- Problem description -
Below are records; count the lines that contain "shock" and give only the total.

- Dataset rows about figures -
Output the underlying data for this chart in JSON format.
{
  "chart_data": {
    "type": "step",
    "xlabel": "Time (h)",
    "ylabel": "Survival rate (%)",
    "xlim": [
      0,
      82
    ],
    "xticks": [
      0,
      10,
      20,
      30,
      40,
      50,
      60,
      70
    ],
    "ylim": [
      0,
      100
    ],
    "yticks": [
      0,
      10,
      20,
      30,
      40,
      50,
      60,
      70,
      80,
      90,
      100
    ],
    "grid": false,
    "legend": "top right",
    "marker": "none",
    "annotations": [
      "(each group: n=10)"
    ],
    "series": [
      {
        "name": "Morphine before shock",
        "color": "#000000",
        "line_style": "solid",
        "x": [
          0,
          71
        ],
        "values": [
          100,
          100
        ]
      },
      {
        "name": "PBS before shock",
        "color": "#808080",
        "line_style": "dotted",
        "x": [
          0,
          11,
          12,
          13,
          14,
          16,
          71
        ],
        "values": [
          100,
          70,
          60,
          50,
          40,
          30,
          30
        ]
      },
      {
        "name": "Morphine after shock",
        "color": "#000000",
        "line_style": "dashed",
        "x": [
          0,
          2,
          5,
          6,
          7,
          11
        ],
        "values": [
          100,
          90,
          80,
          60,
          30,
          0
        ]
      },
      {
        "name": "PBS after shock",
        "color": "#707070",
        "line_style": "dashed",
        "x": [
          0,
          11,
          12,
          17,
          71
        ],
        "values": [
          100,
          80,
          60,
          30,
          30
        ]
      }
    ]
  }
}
---
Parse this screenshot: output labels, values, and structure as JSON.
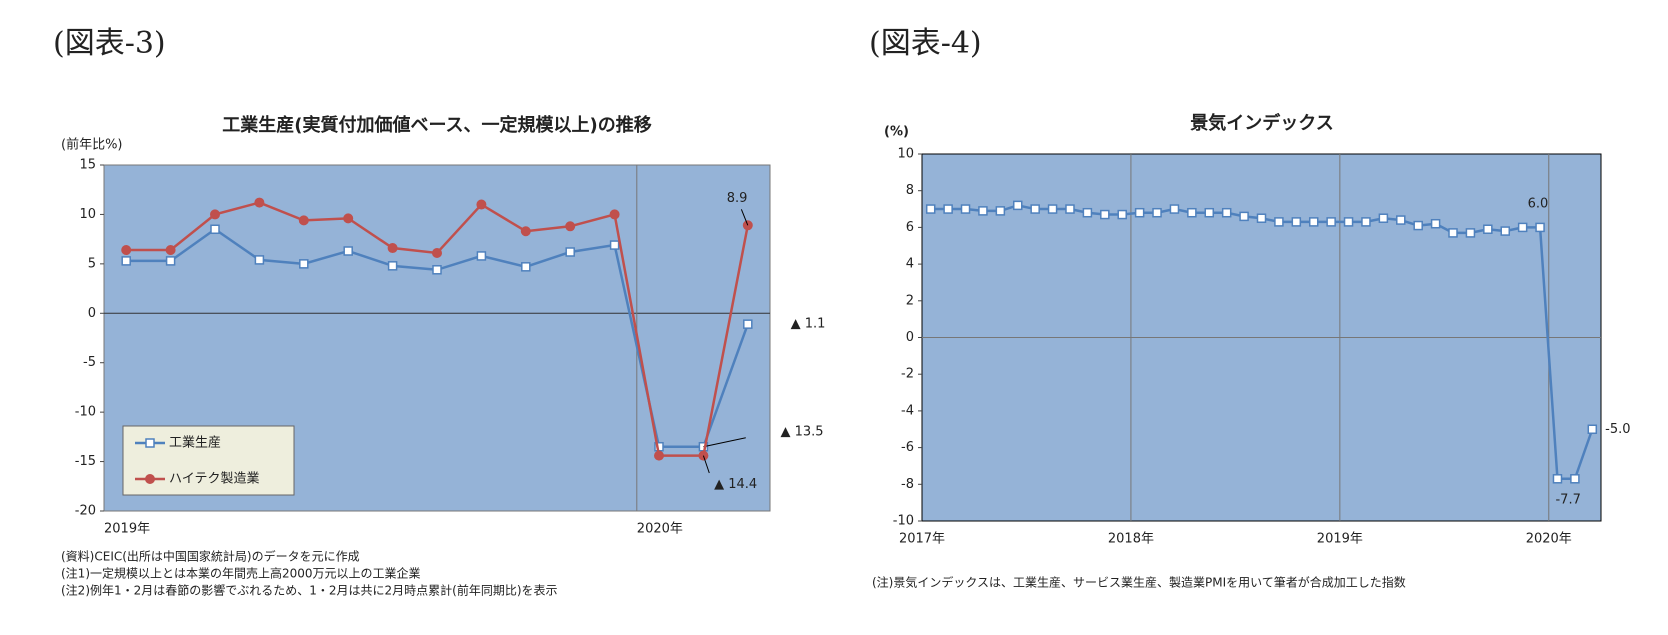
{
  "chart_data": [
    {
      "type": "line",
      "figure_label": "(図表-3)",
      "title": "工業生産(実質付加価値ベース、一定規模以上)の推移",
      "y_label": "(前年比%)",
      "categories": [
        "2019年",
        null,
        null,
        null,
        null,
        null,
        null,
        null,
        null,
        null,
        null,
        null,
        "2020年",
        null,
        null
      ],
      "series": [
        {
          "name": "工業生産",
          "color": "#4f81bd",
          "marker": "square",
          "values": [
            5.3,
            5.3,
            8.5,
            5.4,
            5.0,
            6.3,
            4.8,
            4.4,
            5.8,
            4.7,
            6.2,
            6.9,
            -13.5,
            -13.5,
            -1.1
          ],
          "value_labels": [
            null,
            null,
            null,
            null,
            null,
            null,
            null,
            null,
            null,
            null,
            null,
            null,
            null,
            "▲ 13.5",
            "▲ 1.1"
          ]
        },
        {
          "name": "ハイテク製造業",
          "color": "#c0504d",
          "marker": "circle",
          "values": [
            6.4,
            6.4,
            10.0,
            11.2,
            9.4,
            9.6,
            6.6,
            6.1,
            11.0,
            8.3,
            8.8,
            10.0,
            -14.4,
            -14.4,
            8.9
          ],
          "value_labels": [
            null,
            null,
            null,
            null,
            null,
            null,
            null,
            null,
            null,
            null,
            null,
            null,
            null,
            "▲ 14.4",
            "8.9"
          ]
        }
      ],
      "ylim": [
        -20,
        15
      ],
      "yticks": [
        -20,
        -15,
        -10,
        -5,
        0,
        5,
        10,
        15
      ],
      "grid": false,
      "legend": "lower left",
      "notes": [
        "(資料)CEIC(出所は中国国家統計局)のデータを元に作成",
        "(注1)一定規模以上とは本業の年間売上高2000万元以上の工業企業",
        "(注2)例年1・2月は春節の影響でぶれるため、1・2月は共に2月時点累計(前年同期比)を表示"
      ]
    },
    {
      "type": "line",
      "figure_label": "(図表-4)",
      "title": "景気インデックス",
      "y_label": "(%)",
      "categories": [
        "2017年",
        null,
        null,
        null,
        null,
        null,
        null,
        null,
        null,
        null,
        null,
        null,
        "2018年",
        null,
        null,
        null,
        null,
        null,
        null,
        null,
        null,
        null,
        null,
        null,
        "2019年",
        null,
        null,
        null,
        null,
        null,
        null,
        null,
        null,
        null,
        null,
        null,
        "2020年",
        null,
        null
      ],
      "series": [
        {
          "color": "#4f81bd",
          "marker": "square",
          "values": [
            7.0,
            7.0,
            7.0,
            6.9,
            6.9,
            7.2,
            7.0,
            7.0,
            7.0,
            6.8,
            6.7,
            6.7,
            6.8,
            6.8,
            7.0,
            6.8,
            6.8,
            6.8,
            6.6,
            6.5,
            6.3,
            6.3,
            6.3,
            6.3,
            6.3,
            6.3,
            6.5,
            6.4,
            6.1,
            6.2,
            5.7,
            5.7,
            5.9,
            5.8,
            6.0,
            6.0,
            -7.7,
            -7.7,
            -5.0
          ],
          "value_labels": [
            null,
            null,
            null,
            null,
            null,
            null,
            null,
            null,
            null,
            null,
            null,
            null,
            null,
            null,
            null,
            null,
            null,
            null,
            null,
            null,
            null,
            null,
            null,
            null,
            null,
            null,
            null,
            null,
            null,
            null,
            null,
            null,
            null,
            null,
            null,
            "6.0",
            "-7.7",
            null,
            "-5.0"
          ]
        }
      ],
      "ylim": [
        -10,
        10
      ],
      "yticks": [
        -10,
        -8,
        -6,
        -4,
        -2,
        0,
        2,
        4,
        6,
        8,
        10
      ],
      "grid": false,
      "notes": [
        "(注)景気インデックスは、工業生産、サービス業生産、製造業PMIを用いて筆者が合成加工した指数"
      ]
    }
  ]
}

- Exercise answer -
4